Print the listing below exactly.
[start Given records]
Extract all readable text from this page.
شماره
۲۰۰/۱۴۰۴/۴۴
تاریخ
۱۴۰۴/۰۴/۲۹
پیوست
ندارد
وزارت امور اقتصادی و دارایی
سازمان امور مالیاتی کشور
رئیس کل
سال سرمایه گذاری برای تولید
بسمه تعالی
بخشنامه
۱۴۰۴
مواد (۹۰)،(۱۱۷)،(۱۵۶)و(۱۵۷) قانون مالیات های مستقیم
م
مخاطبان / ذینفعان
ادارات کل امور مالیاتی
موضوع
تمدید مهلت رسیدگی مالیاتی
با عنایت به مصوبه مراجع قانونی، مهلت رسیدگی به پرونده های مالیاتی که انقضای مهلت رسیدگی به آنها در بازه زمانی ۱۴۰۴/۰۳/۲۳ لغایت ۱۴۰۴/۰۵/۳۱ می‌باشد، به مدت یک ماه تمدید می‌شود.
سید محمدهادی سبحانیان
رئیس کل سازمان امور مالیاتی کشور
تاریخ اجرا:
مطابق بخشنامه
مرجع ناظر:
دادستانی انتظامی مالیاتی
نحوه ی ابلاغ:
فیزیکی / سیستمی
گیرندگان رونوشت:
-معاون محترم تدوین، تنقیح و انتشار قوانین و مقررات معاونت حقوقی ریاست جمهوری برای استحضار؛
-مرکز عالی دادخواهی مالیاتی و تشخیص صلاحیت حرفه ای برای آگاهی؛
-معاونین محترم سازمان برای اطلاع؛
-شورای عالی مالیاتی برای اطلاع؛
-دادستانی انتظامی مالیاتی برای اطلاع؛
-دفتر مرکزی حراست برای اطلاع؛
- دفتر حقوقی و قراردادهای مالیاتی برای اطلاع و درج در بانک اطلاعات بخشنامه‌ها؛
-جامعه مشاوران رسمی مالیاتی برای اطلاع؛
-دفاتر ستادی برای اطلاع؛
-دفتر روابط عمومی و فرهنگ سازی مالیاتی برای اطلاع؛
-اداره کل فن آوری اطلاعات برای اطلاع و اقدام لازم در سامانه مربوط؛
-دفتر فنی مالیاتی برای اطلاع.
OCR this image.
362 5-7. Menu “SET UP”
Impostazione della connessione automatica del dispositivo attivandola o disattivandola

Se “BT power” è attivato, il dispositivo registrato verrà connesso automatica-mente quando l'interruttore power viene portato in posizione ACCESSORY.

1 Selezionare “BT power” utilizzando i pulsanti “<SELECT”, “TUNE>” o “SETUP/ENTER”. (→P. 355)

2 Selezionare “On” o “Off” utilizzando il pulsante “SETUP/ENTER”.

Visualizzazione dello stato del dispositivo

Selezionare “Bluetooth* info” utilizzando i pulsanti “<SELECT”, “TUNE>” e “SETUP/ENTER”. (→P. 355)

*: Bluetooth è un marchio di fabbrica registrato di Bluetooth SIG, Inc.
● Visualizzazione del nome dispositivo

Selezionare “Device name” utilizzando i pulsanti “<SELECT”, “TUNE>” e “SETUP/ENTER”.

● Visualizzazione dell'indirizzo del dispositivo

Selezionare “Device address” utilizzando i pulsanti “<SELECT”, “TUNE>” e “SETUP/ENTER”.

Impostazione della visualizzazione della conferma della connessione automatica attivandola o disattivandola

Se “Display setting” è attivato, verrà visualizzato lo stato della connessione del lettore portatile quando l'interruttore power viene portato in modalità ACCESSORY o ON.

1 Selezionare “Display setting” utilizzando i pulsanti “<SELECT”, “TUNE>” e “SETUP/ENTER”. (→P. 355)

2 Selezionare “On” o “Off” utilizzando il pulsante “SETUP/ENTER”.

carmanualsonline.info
[end Given records]
* Result for this exercise
Extract all readable text from this page.
شماره
۲۰۰/۱۴۰۴/۴۴
تاریخ
۱۴۰۴/۰۴/۲۹
پیوست
ندارد
وزارت امور اقتصادی و دارایی
سازمان امور مالیاتی کشور
رئیس کل
سال سرمایه گذاری برای تولید
بسمه تعالی
بخشنامه
۱۴۰۴
مواد (۹۰)،(۱۱۷)،(۱۵۶)و(۱۵۷) قانون مالیات های مستقیم
م
مخاطبان / ذینفعان
ادارات کل امور مالیاتی
موضوع
تمدید مهلت رسیدگی مالیاتی
با عنایت به مصوبه مراجع قانونی، مهلت رسیدگی به پرونده های مالیاتی که انقضای مهلت رسیدگی به آنها در بازه زمانی ۱۴۰۴/۰۳/۲۳ لغایت ۱۴۰۴/۰۵/۳۱ می‌باشد، به مدت یک ماه تمدید می‌شود.
سید محمدهادی سبحانیان
رئیس کل سازمان امور مالیاتی کشور
تاریخ اجرا:
مطابق بخشنامه
مرجع ناظر:
دادستانی انتظامی مالیاتی
نحوه ی ابلاغ:
فیزیکی / سیستمی
گیرندگان رونوشت:
-معاون محترم تدوین، تنقیح و انتشار قوانین و مقررات معاونت حقوقی ریاست جمهوری برای استحضار؛
-مرکز عالی دادخواهی مالیاتی و تشخیص صلاحیت حرفه ای برای آگاهی؛
-معاونین محترم سازمان برای اطلاع؛
-شورای عالی مالیاتی برای اطلاع؛
-دادستانی انتظامی مالیاتی برای اطلاع؛
-دفتر مرکزی حراست برای اطلاع؛
- دفتر حقوقی و قراردادهای مالیاتی برای اطلاع و درج در بانک اطلاعات بخشنامه‌ها؛
-جامعه مشاوران رسمی مالیاتی برای اطلاع؛
-دفاتر ستادی برای اطلاع؛
-دفتر روابط عمومی و فرهنگ سازی مالیاتی برای اطلاع؛
-اداره کل فن آوری اطلاعات برای اطلاع و اقدام لازم در سامانه مربوط؛
-دفتر فنی مالیاتی برای اطلاع.
OCR this image.
362 5-7. Menu “SET UP”
Impostazione della connessione automatica del dispositivo attivandola o disattivandola

Se “BT power” è attivato, il dispositivo registrato verrà connesso automatica-mente quando l'interruttore power viene portato in posizione ACCESSORY.

1 Selezionare “BT power” utilizzando i pulsanti “<SELECT”, “TUNE>” o “SETUP/ENTER”. (→P. 355)

2 Selezionare “On” o “Off” utilizzando il pulsante “SETUP/ENTER”.

Visualizzazione dello stato del dispositivo

Selezionare “Bluetooth* info” utilizzando i pulsanti “<SELECT”, “TUNE>” e “SETUP/ENTER”. (→P. 355)

*: Bluetooth è un marchio di fabbrica registrato di Bluetooth SIG, Inc.
● Visualizzazione del nome dispositivo

Selezionare “Device name” utilizzando i pulsanti “<SELECT”, “TUNE>” e “SETUP/ENTER”.

● Visualizzazione dell'indirizzo del dispositivo

Selezionare “Device address” utilizzando i pulsanti “<SELECT”, “TUNE>” e “SETUP/ENTER”.

Impostazione della visualizzazione della conferma della connessione automatica attivandola o disattivandola

Se “Display setting” è attivato, verrà visualizzato lo stato della connessione del lettore portatile quando l'interruttore power viene portato in modalità ACCESSORY o ON.

1 Selezionare “Display setting” utilizzando i pulsanti “<SELECT”, “TUNE>” e “SETUP/ENTER”. (→P. 355)

2 Selezionare “On” o “Off” utilizzando il pulsante “SETUP/ENTER”.

carmanualsonline.info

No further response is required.